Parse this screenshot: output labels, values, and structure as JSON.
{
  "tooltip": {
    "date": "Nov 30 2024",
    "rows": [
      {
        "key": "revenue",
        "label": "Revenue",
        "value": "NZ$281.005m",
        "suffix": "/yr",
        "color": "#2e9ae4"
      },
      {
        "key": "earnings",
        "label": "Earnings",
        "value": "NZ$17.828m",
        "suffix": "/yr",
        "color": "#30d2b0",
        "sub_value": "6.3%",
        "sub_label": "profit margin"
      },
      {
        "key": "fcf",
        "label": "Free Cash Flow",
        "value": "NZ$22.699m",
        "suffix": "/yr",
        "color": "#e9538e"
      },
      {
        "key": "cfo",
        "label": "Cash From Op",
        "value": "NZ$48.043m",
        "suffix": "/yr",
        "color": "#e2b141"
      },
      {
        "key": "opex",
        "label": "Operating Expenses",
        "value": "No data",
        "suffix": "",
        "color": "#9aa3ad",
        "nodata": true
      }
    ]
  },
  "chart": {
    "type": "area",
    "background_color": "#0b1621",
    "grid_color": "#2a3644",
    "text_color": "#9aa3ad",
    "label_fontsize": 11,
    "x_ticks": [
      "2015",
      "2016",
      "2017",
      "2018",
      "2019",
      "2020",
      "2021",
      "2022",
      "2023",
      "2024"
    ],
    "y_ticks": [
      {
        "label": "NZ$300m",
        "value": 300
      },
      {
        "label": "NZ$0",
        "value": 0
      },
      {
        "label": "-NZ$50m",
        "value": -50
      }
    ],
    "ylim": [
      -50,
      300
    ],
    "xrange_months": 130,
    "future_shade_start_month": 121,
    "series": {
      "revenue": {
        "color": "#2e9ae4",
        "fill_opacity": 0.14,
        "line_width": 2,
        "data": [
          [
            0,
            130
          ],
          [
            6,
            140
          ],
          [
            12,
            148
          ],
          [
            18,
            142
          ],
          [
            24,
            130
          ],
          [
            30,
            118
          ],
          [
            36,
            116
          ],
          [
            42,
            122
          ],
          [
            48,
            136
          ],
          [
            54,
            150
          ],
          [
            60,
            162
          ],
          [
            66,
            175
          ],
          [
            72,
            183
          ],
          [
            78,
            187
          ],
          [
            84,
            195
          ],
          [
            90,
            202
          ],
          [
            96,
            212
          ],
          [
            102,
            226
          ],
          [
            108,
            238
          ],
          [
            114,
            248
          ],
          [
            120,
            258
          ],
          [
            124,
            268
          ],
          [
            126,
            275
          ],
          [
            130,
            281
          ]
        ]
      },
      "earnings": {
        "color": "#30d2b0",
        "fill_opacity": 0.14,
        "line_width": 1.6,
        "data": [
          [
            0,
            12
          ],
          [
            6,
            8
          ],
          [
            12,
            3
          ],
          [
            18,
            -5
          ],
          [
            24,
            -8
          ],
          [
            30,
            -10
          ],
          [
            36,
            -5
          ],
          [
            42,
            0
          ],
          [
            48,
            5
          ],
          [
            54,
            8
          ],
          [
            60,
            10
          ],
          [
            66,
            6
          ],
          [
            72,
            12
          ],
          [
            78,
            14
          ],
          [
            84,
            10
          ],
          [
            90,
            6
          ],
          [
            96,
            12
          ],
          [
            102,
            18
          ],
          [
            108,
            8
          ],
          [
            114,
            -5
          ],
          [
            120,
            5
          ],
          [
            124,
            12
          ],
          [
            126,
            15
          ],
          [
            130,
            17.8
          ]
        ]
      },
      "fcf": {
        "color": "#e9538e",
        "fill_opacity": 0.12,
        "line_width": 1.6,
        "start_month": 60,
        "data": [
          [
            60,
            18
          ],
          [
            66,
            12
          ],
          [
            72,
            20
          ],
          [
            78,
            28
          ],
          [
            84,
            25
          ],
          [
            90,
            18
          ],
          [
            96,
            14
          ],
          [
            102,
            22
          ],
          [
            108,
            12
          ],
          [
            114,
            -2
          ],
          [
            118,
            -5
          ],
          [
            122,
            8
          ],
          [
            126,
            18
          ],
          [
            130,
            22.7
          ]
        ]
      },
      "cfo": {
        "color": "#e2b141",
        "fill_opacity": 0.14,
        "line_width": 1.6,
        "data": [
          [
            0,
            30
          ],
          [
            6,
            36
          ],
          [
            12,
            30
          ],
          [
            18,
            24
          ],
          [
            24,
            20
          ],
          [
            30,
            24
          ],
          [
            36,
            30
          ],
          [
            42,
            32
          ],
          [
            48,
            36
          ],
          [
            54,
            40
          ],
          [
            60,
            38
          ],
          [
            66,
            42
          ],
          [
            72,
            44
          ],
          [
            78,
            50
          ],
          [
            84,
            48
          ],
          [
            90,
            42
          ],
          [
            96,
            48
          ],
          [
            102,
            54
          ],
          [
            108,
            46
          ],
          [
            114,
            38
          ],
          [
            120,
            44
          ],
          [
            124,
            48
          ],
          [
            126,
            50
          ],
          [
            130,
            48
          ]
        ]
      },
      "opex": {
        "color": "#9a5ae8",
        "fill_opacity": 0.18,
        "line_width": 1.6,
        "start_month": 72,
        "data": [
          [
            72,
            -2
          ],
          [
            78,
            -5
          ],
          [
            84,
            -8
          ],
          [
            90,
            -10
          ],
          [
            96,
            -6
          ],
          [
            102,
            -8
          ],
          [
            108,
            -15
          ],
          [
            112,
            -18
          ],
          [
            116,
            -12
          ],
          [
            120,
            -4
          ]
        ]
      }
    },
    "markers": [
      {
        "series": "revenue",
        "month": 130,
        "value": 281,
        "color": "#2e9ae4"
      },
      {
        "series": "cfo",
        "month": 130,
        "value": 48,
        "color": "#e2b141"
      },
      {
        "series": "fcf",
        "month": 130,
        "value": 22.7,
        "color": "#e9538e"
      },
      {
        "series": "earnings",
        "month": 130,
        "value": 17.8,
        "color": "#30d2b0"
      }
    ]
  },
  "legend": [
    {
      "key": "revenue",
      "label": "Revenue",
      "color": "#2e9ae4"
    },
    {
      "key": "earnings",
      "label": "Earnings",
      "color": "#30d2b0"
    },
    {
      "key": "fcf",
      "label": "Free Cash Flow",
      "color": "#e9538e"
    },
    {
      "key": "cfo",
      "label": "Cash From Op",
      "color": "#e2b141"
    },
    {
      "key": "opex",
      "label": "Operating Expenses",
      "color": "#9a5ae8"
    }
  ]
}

> _What the task requires_
Reproduce the complete set of lines precisely as supplied.

> _Task output_
Parse this screenshot: output labels, values, and structure as JSON.
{
  "tooltip": {
    "date": "Nov 30 2024",
    "rows": [
      {
        "key": "revenue",
        "label": "Revenue",
        "value": "NZ$281.005m",
        "suffix": "/yr",
        "color": "#2e9ae4"
      },
      {
        "key": "earnings",
        "label": "Earnings",
        "value": "NZ$17.828m",
        "suffix": "/yr",
        "color": "#30d2b0",
        "sub_value": "6.3%",
        "sub_label": "profit margin"
      },
      {
        "key": "fcf",
        "label": "Free Cash Flow",
        "value": "NZ$22.699m",
        "suffix": "/yr",
        "color": "#e9538e"
      },
      {
        "key": "cfo",
        "label": "Cash From Op",
        "value": "NZ$48.043m",
        "suffix": "/yr",
        "color": "#e2b141"
      },
      {
        "key": "opex",
        "label": "Operating Expenses",
        "value": "No data",
        "suffix": "",
        "color": "#9aa3ad",
        "nodata": true
      }
    ]
  },
  "chart": {
    "type": "area",
    "background_color": "#0b1621",
    "grid_color": "#2a3644",
    "text_color": "#9aa3ad",
    "label_fontsize": 11,
    "x_ticks": [
      "2015",
      "2016",
      "2017",
      "2018",
      "2019",
      "2020",
      "2021",
      "2022",
      "2023",
      "2024"
    ],
    "y_ticks": [
      {
        "label": "NZ$300m",
        "value": 300
      },
      {
        "label": "NZ$0",
        "value": 0
      },
      {
        "label": "-NZ$50m",
        "value": -50
      }
    ],
    "ylim": [
      -50,
      300
    ],
    "xrange_months": 130,
    "future_shade_start_month": 121,
    "series": {
      "revenue": {
        "color": "#2e9ae4",
        "fill_opacity": 0.14,
        "line_width": 2,
        "data": [
          [
            0,
            130
          ],
          [
            6,
            140
          ],
          [
            12,
            148
          ],
          [
            18,
            142
          ],
          [
            24,
            130
          ],
          [
            30,
            118
          ],
          [
            36,
            116
          ],
          [
            42,
            122
          ],
          [
            48,
            136
          ],
          [
            54,
            150
          ],
          [
            60,
            162
          ],
          [
            66,
            175
          ],
          [
            72,
            183
          ],
          [
            78,
            187
          ],
          [
            84,
            195
          ],
          [
            90,
            202
          ],
          [
            96,
            212
          ],
          [
            102,
            226
          ],
          [
            108,
            238
          ],
          [
            114,
            248
          ],
          [
            120,
            258
          ],
          [
            124,
            268
          ],
          [
            126,
            275
          ],
          [
            130,
            281
          ]
        ]
      },
      "earnings": {
        "color": "#30d2b0",
        "fill_opacity": 0.14,
        "line_width": 1.6,
        "data": [
          [
            0,
            12
          ],
          [
            6,
            8
          ],
          [
            12,
            3
          ],
          [
            18,
            -5
          ],
          [
            24,
            -8
          ],
          [
            30,
            -10
          ],
          [
            36,
            -5
          ],
          [
            42,
            0
          ],
          [
            48,
            5
          ],
          [
            54,
            8
          ],
          [
            60,
            10
          ],
          [
            66,
            6
          ],
          [
            72,
            12
          ],
          [
            78,
            14
          ],
          [
            84,
            10
          ],
          [
            90,
            6
          ],
          [
            96,
            12
          ],
          [
            102,
            18
          ],
          [
            108,
            8
          ],
          [
            114,
            -5
          ],
          [
            120,
            5
          ],
          [
            124,
            12
          ],
          [
            126,
            15
          ],
          [
            130,
            17.8
          ]
        ]
      },
      "fcf": {
        "color": "#e9538e",
        "fill_opacity": 0.12,
        "line_width": 1.6,
        "start_month": 60,
        "data": [
          [
            60,
            18
          ],
          [
            66,
            12
          ],
          [
            72,
            20
          ],
          [
            78,
            28
          ],
          [
            84,
            25
          ],
          [
            90,
            18
          ],
          [
            96,
            14
          ],
          [
            102,
            22
          ],
          [
            108,
            12
          ],
          [
            114,
            -2
          ],
          [
            118,
            -5
          ],
          [
            122,
            8
          ],
          [
            126,
            18
          ],
          [
            130,
            22.7
          ]
        ]
      },
      "cfo": {
        "color": "#e2b141",
        "fill_opacity": 0.14,
        "line_width": 1.6,
        "data": [
          [
            0,
            30
          ],
          [
            6,
            36
          ],
          [
            12,
            30
          ],
          [
            18,
            24
          ],
          [
            24,
            20
          ],
          [
            30,
            24
          ],
          [
            36,
            30
          ],
          [
            42,
            32
          ],
          [
            48,
            36
          ],
          [
            54,
            40
          ],
          [
            60,
            38
          ],
          [
            66,
            42
          ],
          [
            72,
            44
          ],
          [
            78,
            50
          ],
          [
            84,
            48
          ],
          [
            90,
            42
          ],
          [
            96,
            48
          ],
          [
            102,
            54
          ],
          [
            108,
            46
          ],
          [
            114,
            38
          ],
          [
            120,
            44
          ],
          [
            124,
            48
          ],
          [
            126,
            50
          ],
          [
            130,
            48
          ]
        ]
      },
      "opex": {
        "color": "#9a5ae8",
        "fill_opacity": 0.18,
        "line_width": 1.6,
        "start_month": 72,
        "data": [
          [
            72,
            -2
          ],
          [
            78,
            -5
          ],
          [
            84,
            -8
          ],
          [
            90,
            -10
          ],
          [
            96,
            -6
          ],
          [
            102,
            -8
          ],
          [
            108,
            -15
          ],
          [
            112,
            -18
          ],
          [
            116,
            -12
          ],
          [
            120,
            -4
          ]
        ]
      }
    },
    "markers": [
      {
        "series": "revenue",
        "month": 130,
        "value": 281,
        "color": "#2e9ae4"
      },
      {
        "series": "cfo",
        "month": 130,
        "value": 48,
        "color": "#e2b141"
      },
      {
        "series": "fcf",
        "month": 130,
        "value": 22.7,
        "color": "#e9538e"
      },
      {
        "series": "earnings",
        "month": 130,
        "value": 17.8,
        "color": "#30d2b0"
      }
    ]
  },
  "legend": [
    {
      "key": "revenue",
      "label": "Revenue",
      "color": "#2e9ae4"
    },
    {
      "key": "earnings",
      "label": "Earnings",
      "color": "#30d2b0"
    },
    {
      "key": "fcf",
      "label": "Free Cash Flow",
      "color": "#e9538e"
    },
    {
      "key": "cfo",
      "label": "Cash From Op",
      "color": "#e2b141"
    },
    {
      "key": "opex",
      "label": "Operating Expenses",
      "color": "#9a5ae8"
    }
  ]
}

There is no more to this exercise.